-- Problem details --
No images are to be carried over; print all other material exactly as it stands.

-- Stored data --

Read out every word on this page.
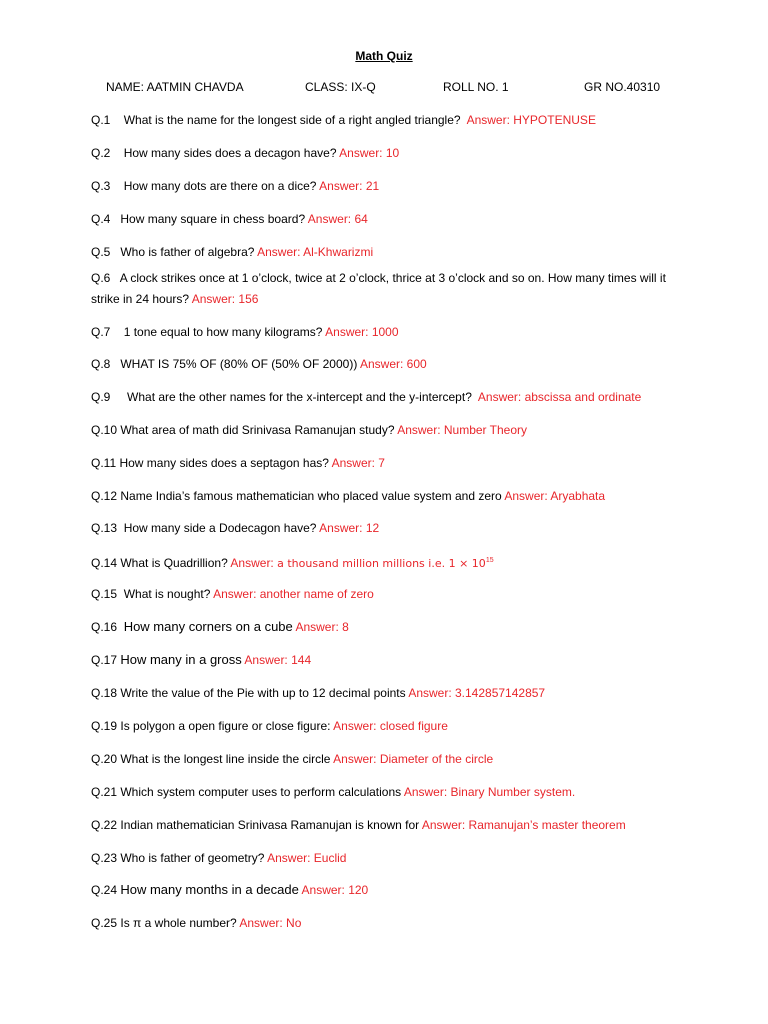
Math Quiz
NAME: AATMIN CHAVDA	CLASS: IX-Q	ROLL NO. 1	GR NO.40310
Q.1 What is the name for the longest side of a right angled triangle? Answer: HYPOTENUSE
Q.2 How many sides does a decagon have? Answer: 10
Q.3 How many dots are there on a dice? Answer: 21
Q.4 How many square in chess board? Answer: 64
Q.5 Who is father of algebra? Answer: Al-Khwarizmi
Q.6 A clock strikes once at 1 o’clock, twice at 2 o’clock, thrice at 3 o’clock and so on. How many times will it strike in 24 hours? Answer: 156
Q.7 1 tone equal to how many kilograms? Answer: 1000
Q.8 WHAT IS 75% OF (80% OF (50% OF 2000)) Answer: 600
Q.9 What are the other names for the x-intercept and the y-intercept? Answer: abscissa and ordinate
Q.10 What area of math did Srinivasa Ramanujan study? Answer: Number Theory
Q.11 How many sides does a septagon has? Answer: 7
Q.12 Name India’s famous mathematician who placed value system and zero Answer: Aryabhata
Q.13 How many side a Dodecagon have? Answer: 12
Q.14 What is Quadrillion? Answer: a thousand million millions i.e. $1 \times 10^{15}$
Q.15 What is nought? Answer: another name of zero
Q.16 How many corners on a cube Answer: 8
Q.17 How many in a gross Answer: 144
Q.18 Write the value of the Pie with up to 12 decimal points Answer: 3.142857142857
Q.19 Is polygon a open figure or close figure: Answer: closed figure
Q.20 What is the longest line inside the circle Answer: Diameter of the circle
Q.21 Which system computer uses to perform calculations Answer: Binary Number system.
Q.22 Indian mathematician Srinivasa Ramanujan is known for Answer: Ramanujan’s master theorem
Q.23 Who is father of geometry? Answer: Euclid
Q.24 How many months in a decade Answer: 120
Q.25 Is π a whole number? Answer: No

-- Solution to this problem --
Read out every word on this page.
Math Quiz
NAME: AATMIN CHAVDA	CLASS: IX-Q	ROLL NO. 1	GR NO.40310
Q.1 What is the name for the longest side of a right angled triangle? Answer: HYPOTENUSE
Q.2 How many sides does a decagon have? Answer: 10
Q.3 How many dots are there on a dice? Answer: 21
Q.4 How many square in chess board? Answer: 64
Q.5 Who is father of algebra? Answer: Al-Khwarizmi
Q.6 A clock strikes once at 1 o’clock, twice at 2 o’clock, thrice at 3 o’clock and so on. How many times will it strike in 24 hours? Answer: 156
Q.7 1 tone equal to how many kilograms? Answer: 1000
Q.8 WHAT IS 75% OF (80% OF (50% OF 2000)) Answer: 600
Q.9 What are the other names for the x-intercept and the y-intercept? Answer: abscissa and ordinate
Q.10 What area of math did Srinivasa Ramanujan study? Answer: Number Theory
Q.11 How many sides does a septagon has? Answer: 7
Q.12 Name India’s famous mathematician who placed value system and zero Answer: Aryabhata
Q.13 How many side a Dodecagon have? Answer: 12
Q.14 What is Quadrillion? Answer: a thousand million millions i.e. $1 \times 10^{15}$
Q.15 What is nought? Answer: another name of zero
Q.16 How many corners on a cube Answer: 8
Q.17 How many in a gross Answer: 144
Q.18 Write the value of the Pie with up to 12 decimal points Answer: 3.142857142857
Q.19 Is polygon a open figure or close figure: Answer: closed figure
Q.20 What is the longest line inside the circle Answer: Diameter of the circle
Q.21 Which system computer uses to perform calculations Answer: Binary Number system.
Q.22 Indian mathematician Srinivasa Ramanujan is known for Answer: Ramanujan’s master theorem
Q.23 Who is father of geometry? Answer: Euclid
Q.24 How many months in a decade Answer: 120
Q.25 Is π a whole number? Answer: No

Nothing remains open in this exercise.